» **Extracted data**
************

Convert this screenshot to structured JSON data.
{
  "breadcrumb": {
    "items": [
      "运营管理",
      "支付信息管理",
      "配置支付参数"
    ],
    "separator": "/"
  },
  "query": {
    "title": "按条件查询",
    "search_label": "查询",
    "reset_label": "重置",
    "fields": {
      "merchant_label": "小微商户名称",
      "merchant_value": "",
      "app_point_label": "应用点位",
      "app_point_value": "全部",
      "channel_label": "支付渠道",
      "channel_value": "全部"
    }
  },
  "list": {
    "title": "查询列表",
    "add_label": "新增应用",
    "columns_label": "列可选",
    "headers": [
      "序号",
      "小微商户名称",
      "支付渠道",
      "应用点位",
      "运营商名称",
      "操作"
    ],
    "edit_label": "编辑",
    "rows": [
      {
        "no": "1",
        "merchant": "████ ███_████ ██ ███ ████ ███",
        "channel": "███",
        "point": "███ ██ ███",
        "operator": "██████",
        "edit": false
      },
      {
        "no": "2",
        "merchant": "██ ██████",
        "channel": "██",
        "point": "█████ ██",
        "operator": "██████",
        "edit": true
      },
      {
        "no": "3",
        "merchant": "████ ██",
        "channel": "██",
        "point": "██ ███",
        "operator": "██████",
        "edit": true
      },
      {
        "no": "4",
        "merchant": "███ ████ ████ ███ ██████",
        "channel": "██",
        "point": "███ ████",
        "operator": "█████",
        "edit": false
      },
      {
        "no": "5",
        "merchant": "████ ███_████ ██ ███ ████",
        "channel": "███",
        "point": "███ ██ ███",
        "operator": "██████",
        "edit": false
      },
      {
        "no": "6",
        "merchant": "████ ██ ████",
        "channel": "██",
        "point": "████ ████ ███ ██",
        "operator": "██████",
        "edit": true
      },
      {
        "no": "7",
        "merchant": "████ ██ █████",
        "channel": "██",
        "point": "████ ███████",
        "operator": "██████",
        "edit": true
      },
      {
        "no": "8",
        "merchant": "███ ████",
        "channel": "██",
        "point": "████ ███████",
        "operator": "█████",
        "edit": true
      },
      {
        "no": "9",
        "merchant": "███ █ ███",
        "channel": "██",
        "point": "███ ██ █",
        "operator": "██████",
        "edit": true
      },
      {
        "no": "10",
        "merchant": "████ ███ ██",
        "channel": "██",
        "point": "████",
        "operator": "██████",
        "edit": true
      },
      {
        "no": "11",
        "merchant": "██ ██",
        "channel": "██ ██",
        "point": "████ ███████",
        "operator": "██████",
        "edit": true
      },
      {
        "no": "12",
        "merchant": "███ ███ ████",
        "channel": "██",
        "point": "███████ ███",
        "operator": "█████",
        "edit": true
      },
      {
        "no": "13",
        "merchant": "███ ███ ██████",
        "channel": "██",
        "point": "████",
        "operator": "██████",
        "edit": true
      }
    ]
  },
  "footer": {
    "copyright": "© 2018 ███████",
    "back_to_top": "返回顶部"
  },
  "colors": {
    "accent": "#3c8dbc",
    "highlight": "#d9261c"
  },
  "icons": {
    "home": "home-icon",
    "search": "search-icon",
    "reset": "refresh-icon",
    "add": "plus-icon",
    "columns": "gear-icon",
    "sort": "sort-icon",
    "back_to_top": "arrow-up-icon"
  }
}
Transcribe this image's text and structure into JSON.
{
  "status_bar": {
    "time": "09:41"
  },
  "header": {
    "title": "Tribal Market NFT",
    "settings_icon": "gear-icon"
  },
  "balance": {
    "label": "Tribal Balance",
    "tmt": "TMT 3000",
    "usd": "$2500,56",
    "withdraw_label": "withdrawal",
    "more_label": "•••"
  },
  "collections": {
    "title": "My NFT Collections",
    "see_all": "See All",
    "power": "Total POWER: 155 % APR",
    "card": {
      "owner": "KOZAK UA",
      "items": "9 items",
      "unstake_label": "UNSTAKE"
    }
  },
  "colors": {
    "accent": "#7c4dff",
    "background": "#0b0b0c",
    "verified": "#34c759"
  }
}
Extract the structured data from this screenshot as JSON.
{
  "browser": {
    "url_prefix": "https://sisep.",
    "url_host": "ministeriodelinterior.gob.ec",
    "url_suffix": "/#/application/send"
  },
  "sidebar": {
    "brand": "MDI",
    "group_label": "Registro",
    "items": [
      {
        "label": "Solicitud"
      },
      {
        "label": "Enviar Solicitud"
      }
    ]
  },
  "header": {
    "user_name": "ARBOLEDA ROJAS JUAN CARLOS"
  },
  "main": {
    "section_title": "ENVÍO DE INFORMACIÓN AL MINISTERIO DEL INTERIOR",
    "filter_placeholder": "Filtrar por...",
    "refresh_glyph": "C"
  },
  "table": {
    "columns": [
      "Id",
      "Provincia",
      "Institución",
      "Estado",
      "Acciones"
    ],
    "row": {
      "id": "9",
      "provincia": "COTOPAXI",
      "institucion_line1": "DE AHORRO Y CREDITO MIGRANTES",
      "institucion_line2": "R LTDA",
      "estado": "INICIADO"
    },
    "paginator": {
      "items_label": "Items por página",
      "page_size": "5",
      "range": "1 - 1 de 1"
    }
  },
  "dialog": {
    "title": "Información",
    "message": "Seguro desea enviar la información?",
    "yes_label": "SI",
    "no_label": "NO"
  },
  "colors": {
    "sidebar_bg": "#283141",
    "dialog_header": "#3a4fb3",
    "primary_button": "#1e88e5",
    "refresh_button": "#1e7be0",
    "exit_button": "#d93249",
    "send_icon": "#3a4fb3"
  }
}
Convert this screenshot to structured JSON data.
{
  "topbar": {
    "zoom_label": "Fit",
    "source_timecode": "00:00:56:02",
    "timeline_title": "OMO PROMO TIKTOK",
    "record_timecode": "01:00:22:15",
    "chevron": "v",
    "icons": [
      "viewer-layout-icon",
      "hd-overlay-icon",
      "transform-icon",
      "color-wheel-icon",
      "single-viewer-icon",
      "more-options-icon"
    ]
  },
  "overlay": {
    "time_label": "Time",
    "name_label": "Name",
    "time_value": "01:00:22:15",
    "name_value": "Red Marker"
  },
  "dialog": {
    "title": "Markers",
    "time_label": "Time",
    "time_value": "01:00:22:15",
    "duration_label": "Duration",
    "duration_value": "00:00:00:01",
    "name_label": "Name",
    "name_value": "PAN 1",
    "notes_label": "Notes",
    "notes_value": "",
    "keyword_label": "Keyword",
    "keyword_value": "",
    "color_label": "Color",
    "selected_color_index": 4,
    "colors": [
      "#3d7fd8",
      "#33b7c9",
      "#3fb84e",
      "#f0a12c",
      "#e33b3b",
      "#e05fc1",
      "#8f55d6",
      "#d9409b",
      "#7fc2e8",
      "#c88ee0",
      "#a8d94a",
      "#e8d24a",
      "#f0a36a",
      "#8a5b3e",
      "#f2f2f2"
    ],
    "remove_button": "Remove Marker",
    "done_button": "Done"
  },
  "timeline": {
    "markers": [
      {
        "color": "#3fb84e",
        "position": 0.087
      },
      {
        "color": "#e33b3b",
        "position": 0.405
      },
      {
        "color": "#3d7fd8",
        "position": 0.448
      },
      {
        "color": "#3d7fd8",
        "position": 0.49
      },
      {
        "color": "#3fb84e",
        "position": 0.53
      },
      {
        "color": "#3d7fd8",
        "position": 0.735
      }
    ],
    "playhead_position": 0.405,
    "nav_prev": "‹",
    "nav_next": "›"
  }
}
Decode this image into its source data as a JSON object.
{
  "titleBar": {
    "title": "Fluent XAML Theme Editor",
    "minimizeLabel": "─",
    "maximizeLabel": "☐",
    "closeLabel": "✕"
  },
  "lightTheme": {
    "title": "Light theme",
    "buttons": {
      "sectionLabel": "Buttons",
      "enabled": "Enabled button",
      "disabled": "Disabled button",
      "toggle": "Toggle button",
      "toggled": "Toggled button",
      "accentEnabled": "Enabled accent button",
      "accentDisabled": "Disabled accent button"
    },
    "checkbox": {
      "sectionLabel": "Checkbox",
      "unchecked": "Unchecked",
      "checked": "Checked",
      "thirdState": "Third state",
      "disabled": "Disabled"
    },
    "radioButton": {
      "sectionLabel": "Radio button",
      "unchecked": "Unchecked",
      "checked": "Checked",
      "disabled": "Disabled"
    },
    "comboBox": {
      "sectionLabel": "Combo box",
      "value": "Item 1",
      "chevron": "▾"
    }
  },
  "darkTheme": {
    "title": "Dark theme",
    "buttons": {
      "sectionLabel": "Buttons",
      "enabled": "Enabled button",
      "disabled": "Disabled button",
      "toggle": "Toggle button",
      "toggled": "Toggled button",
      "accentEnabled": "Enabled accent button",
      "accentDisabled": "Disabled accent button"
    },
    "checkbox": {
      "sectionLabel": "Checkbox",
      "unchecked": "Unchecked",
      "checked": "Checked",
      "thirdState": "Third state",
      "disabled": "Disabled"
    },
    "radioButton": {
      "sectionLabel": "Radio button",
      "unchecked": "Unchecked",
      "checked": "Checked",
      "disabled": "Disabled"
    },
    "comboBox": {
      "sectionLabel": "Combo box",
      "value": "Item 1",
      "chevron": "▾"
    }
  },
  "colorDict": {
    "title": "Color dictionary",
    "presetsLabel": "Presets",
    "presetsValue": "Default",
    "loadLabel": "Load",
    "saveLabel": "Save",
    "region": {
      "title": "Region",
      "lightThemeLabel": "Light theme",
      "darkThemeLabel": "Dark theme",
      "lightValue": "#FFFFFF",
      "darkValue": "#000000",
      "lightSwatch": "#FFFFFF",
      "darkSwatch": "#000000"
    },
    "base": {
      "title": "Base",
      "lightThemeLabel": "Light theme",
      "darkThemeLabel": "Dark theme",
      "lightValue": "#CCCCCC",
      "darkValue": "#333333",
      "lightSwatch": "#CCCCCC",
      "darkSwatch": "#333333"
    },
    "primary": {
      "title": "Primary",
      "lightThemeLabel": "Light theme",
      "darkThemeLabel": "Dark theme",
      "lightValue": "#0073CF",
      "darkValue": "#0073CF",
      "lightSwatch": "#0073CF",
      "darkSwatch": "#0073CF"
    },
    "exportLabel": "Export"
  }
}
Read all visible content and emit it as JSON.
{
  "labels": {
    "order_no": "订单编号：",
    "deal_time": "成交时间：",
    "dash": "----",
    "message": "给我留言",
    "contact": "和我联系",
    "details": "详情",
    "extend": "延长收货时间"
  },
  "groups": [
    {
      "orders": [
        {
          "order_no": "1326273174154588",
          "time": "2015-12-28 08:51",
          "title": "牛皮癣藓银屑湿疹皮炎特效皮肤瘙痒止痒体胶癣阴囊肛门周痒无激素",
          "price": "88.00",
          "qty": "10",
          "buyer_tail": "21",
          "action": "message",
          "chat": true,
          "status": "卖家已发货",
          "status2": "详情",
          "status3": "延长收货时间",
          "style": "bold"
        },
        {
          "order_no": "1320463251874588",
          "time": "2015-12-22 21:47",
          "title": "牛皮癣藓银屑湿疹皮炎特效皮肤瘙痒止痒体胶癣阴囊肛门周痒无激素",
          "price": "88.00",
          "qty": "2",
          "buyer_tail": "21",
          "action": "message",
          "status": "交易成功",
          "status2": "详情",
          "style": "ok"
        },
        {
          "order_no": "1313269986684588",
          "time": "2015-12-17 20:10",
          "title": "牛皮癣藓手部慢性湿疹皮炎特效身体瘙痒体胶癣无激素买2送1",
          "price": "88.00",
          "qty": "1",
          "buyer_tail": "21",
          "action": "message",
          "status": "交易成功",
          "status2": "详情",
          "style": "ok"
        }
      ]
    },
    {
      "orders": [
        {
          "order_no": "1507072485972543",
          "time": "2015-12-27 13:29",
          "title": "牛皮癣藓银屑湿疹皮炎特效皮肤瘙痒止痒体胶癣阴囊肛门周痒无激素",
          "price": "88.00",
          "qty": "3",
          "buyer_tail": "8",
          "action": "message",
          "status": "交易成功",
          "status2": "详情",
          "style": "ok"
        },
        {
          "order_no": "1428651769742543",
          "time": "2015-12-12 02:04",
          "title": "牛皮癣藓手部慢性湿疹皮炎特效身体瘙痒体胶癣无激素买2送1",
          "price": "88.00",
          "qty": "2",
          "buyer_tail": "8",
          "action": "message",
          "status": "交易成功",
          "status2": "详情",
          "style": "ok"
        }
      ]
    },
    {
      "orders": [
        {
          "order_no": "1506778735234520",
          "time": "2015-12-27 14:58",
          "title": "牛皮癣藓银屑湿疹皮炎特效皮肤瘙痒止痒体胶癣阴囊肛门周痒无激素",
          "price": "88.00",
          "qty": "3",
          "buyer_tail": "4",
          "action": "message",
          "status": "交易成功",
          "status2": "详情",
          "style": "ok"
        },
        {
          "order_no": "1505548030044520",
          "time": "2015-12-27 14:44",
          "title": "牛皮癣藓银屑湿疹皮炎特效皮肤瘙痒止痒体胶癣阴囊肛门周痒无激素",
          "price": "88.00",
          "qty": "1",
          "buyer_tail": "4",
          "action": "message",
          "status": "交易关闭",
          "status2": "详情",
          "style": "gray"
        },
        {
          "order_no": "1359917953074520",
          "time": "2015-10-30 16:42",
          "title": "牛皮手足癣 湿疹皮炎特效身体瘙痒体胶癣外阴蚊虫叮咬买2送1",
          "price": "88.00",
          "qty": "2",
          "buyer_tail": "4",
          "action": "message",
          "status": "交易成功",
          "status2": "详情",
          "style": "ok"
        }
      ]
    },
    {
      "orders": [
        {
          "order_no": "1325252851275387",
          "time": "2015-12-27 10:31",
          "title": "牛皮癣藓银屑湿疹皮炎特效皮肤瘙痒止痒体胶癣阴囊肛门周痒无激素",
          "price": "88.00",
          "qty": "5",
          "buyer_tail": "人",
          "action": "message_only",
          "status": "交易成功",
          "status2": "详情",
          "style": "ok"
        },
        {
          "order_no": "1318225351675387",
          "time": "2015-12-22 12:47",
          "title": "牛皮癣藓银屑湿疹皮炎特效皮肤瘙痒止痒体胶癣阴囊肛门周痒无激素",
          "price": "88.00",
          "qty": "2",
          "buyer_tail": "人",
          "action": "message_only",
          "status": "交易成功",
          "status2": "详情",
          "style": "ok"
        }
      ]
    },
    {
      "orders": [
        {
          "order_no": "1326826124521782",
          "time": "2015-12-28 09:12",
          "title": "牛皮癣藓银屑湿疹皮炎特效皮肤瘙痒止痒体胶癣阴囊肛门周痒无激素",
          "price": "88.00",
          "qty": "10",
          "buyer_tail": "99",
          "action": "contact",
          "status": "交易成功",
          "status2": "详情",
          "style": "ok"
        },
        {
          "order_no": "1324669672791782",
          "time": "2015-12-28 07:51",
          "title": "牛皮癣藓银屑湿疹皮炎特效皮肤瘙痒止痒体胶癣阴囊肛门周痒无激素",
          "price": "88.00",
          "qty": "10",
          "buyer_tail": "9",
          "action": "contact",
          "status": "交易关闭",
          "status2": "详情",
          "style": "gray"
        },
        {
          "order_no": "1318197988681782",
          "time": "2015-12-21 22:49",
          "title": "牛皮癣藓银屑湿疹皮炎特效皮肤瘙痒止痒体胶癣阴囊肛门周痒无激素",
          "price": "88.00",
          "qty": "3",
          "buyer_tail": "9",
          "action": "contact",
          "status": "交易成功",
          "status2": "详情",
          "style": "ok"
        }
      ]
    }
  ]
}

************

» **Given problem**
Track down all lines above with the string "Solicitud" and copy them.

» **Correct answer**
        "label": "Solicitud"
        "label": "Enviar Solicitud"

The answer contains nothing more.